Lines of data
-------

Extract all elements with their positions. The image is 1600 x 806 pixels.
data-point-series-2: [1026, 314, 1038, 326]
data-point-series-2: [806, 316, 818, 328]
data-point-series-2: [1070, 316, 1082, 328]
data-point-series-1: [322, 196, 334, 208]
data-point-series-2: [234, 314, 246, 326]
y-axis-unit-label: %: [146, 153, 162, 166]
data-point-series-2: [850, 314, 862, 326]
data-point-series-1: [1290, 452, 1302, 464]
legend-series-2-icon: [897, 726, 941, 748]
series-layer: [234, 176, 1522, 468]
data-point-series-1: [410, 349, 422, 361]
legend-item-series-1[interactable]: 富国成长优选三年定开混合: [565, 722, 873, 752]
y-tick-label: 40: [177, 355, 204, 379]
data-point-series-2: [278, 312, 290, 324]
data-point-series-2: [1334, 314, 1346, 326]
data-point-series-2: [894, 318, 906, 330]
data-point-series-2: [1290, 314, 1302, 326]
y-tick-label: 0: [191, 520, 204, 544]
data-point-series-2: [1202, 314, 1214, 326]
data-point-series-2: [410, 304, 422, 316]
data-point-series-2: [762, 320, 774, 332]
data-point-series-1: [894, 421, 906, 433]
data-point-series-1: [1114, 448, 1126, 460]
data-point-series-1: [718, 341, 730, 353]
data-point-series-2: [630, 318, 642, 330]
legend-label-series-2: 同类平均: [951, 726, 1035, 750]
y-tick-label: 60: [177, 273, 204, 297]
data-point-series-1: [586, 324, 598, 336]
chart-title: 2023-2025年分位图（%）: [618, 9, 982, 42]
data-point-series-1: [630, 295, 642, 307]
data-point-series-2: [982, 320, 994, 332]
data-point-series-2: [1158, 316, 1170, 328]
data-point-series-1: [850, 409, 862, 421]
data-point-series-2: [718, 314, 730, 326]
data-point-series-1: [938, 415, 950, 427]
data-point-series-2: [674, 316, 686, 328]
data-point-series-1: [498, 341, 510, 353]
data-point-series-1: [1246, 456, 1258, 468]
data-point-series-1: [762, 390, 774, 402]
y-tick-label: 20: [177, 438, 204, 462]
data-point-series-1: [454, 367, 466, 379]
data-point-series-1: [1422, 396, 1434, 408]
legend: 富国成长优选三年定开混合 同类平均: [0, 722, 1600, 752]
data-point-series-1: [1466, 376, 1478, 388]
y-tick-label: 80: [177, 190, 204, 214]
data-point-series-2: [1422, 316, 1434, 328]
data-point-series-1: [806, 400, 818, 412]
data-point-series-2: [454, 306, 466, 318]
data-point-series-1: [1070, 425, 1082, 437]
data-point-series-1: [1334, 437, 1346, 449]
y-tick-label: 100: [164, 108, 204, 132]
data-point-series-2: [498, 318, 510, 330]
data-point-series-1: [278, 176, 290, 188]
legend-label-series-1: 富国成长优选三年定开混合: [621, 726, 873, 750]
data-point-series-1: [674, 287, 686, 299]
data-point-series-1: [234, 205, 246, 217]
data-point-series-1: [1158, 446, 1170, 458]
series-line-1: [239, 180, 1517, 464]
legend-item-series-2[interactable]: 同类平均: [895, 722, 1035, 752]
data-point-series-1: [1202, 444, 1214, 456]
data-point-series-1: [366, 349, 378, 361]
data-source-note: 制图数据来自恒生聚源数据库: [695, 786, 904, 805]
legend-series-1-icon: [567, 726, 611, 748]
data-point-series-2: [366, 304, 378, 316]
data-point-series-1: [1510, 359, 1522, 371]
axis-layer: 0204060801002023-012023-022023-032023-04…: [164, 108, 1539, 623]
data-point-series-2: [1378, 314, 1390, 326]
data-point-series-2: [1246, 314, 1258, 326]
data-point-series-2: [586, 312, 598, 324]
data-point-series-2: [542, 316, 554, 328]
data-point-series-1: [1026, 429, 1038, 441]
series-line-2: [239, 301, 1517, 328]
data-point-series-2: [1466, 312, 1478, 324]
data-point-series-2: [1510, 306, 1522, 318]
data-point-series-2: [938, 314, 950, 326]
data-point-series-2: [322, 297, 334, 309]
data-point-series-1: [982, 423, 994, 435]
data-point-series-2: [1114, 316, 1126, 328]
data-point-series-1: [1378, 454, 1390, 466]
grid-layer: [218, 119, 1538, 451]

-------

» **TASK BRIEF**:
Swap each "y-tick-label" in the rows above for "y-axis-tick" and keep every other part of the rows unchanged.

» **TASK RESULT**:
Extract all elements with their positions. The image is 1600 x 806 pixels.
data-point-series-2: [1026, 314, 1038, 326]
data-point-series-2: [806, 316, 818, 328]
data-point-series-2: [1070, 316, 1082, 328]
data-point-series-1: [322, 196, 334, 208]
data-point-series-2: [234, 314, 246, 326]
y-axis-unit-label: %: [146, 153, 162, 166]
data-point-series-2: [850, 314, 862, 326]
data-point-series-1: [1290, 452, 1302, 464]
legend-series-2-icon: [897, 726, 941, 748]
series-layer: [234, 176, 1522, 468]
data-point-series-1: [410, 349, 422, 361]
legend-item-series-1[interactable]: 富国成长优选三年定开混合: [565, 722, 873, 752]
y-axis-tick: 40: [177, 355, 204, 379]
data-point-series-2: [278, 312, 290, 324]
data-point-series-2: [1334, 314, 1346, 326]
data-point-series-2: [894, 318, 906, 330]
data-point-series-2: [1290, 314, 1302, 326]
y-axis-tick: 0: [191, 520, 204, 544]
data-point-series-2: [1202, 314, 1214, 326]
data-point-series-2: [410, 304, 422, 316]
data-point-series-2: [762, 320, 774, 332]
data-point-series-1: [894, 421, 906, 433]
data-point-series-1: [1114, 448, 1126, 460]
data-point-series-1: [718, 341, 730, 353]
data-point-series-2: [630, 318, 642, 330]
legend-label-series-2: 同类平均: [951, 726, 1035, 750]
y-axis-tick: 60: [177, 273, 204, 297]
data-point-series-1: [586, 324, 598, 336]
chart-title: 2023-2025年分位图（%）: [618, 9, 982, 42]
data-point-series-1: [630, 295, 642, 307]
data-point-series-2: [982, 320, 994, 332]
data-point-series-2: [1158, 316, 1170, 328]
data-point-series-1: [850, 409, 862, 421]
data-point-series-2: [718, 314, 730, 326]
data-point-series-1: [938, 415, 950, 427]
data-point-series-2: [674, 316, 686, 328]
data-point-series-1: [498, 341, 510, 353]
data-point-series-1: [1246, 456, 1258, 468]
data-point-series-1: [762, 390, 774, 402]
y-axis-tick: 20: [177, 438, 204, 462]
data-point-series-1: [454, 367, 466, 379]
data-point-series-1: [1422, 396, 1434, 408]
legend: 富国成长优选三年定开混合 同类平均: [0, 722, 1600, 752]
data-point-series-1: [1466, 376, 1478, 388]
y-axis-tick: 80: [177, 190, 204, 214]
data-point-series-2: [1422, 316, 1434, 328]
data-point-series-1: [806, 400, 818, 412]
data-point-series-2: [454, 306, 466, 318]
data-point-series-1: [1070, 425, 1082, 437]
data-point-series-1: [1334, 437, 1346, 449]
y-axis-tick: 100: [164, 108, 204, 132]
data-point-series-2: [498, 318, 510, 330]
data-point-series-1: [278, 176, 290, 188]
legend-label-series-1: 富国成长优选三年定开混合: [621, 726, 873, 750]
data-point-series-1: [674, 287, 686, 299]
data-point-series-1: [234, 205, 246, 217]
data-point-series-1: [1158, 446, 1170, 458]
series-line-1: [239, 180, 1517, 464]
legend-item-series-2[interactable]: 同类平均: [895, 722, 1035, 752]
data-point-series-1: [1202, 444, 1214, 456]
data-point-series-1: [366, 349, 378, 361]
data-source-note: 制图数据来自恒生聚源数据库: [695, 786, 904, 805]
legend-series-1-icon: [567, 726, 611, 748]
data-point-series-2: [366, 304, 378, 316]
data-point-series-1: [1510, 359, 1522, 371]
axis-layer: 0204060801002023-012023-022023-032023-04…: [164, 108, 1539, 623]
data-point-series-2: [1378, 314, 1390, 326]
data-point-series-2: [1246, 314, 1258, 326]
data-point-series-2: [586, 312, 598, 324]
data-point-series-2: [542, 316, 554, 328]
data-point-series-1: [1026, 429, 1038, 441]
series-line-2: [239, 301, 1517, 328]
data-point-series-2: [1466, 312, 1478, 324]
data-point-series-2: [1510, 306, 1522, 318]
data-point-series-2: [938, 314, 950, 326]
data-point-series-2: [322, 297, 334, 309]
data-point-series-1: [982, 423, 994, 435]
data-point-series-2: [1114, 316, 1126, 328]
data-point-series-1: [1378, 454, 1390, 466]
grid-layer: [218, 119, 1538, 451]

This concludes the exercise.